● Your goal
Lines that include the word "szomorúság" are the ones to copy.

● A block of data

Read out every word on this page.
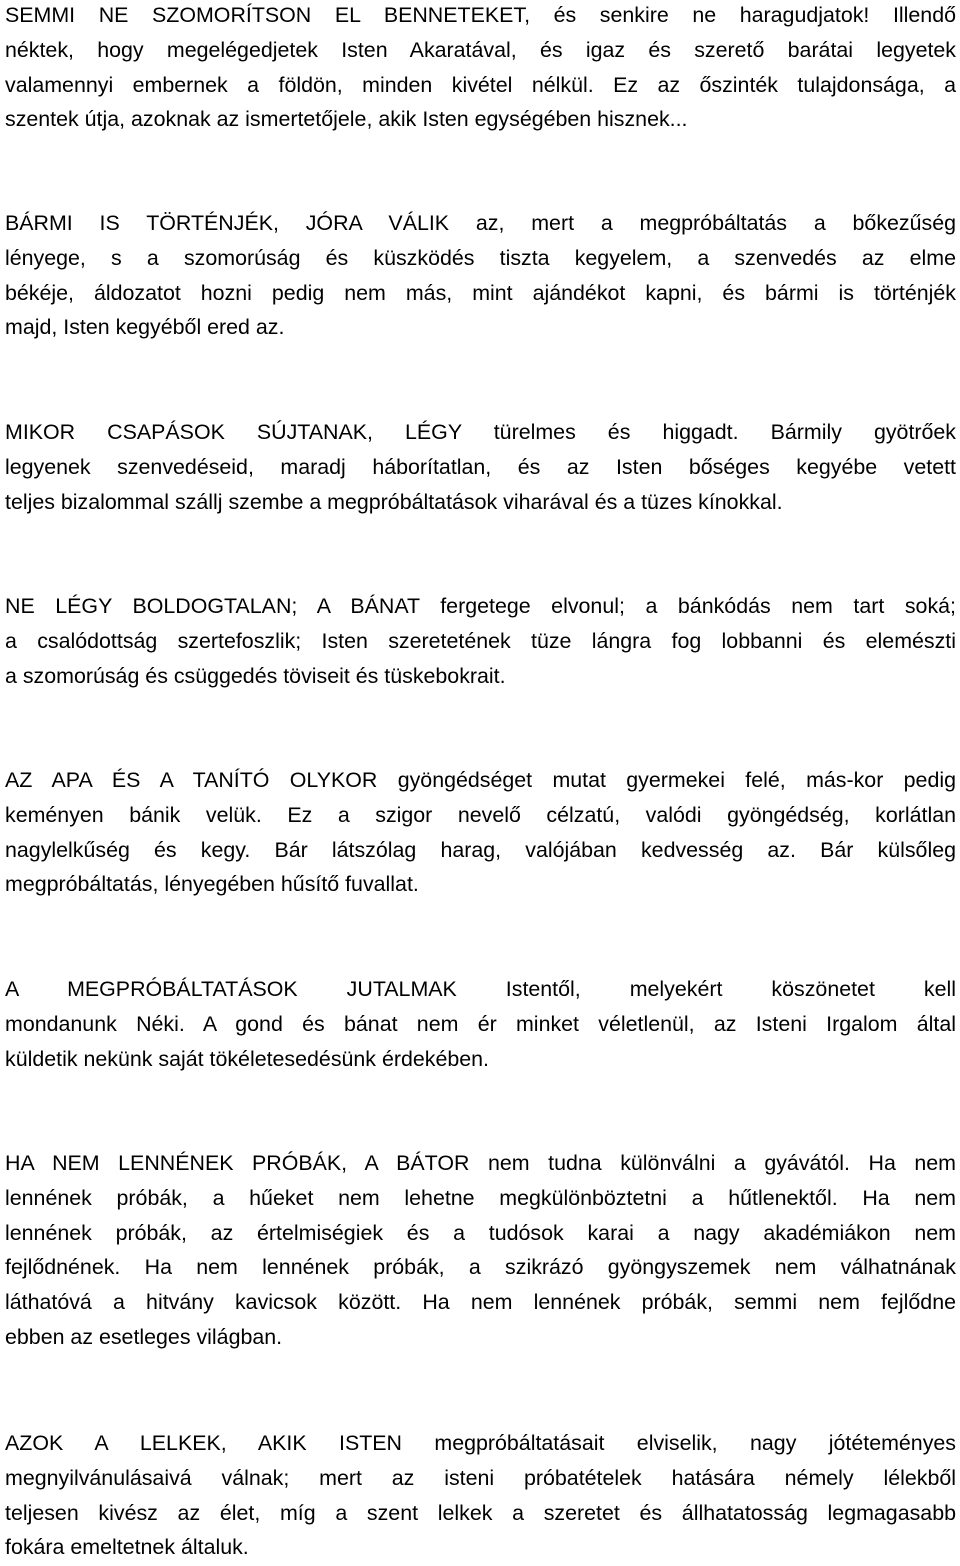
SEMMI NE SZOMORÍTSON EL BENNETEKET, és senkire ne haragudjatok! Illendő
néktek, hogy megelégedjetek Isten Akaratával, és igaz és szerető barátai legyetek
valamennyi embernek a földön, minden kivétel nélkül. Ez az őszinték tulajdonsága, a
szentek útja, azoknak az ismertetőjele, akik Isten egységében hisznek...
BÁRMI IS TÖRTÉNJÉK, JÓRA VÁLIK az, mert a megpróbáltatás a bőkezűség
lényege, s a szomorúság és küszködés tiszta kegyelem, a szenvedés az elme
békéje, áldozatot hozni pedig nem más, mint ajándékot kapni, és bármi is történjék
majd, Isten kegyéből ered az.
MIKOR CSAPÁSOK SÚJTANAK, LÉGY türelmes és higgadt. Bármily gyötrőek
legyenek szenvedéseid, maradj háborítatlan, és az Isten bőséges kegyébe vetett
teljes bizalommal szállj szembe a megpróbáltatások viharával és a tüzes kínokkal.
NE LÉGY BOLDOGTALAN; A BÁNAT fergetege elvonul; a bánkódás nem tart soká;
a csalódottság szertefoszlik; Isten szeretetének tüze lángra fog lobbanni és elemészti
a szomorúság és csüggedés töviseit és tüskebokrait.
AZ APA ÉS A TANÍTÓ OLYKOR gyöngédséget mutat gyermekei felé, más-kor pedig
keményen bánik velük. Ez a szigor nevelő célzatú, valódi gyöngédség, korlátlan
nagylelkűség és kegy. Bár látszólag harag, valójában kedvesség az. Bár külsőleg
megpróbáltatás, lényegében hűsítő fuvallat.
A MEGPRÓBÁLTATÁSOK JUTALMAK Istentől, melyekért köszönetet kell
mondanunk Néki. A gond és bánat nem ér minket véletlenül, az Isteni Irgalom által
küldetik nekünk saját tökéletesedésünk érdekében.
HA NEM LENNÉNEK PRÓBÁK, A BÁTOR nem tudna különválni a gyávától. Ha nem
lennének próbák, a hűeket nem lehetne megkülönböztetni a hűtlenektől. Ha nem
lennének próbák, az értelmiségiek és a tudósok karai a nagy akadémiákon nem
fejlődnének. Ha nem lennének próbák, a szikrázó gyöngyszemek nem válhatnának
láthatóvá a hitvány kavicsok között. Ha nem lennének próbák, semmi nem fejlődne
ebben az esetleges világban.
AZOK A LELKEK, AKIK ISTEN megpróbáltatásait elviselik, nagy jótéteményes
megnyilvánulásaivá válnak; mert az isteni próbatételek hatására némely lélekből
teljesen kivész az élet, míg a szent lelkek a szeretet és állhatatosság legmagasabb
fokára emeltetnek általuk.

● Problem solution
lényege, s a szomorúság és küszködés tiszta kegyelem, a szenvedés az elme
a szomorúság és csüggedés töviseit és tüskebokrait.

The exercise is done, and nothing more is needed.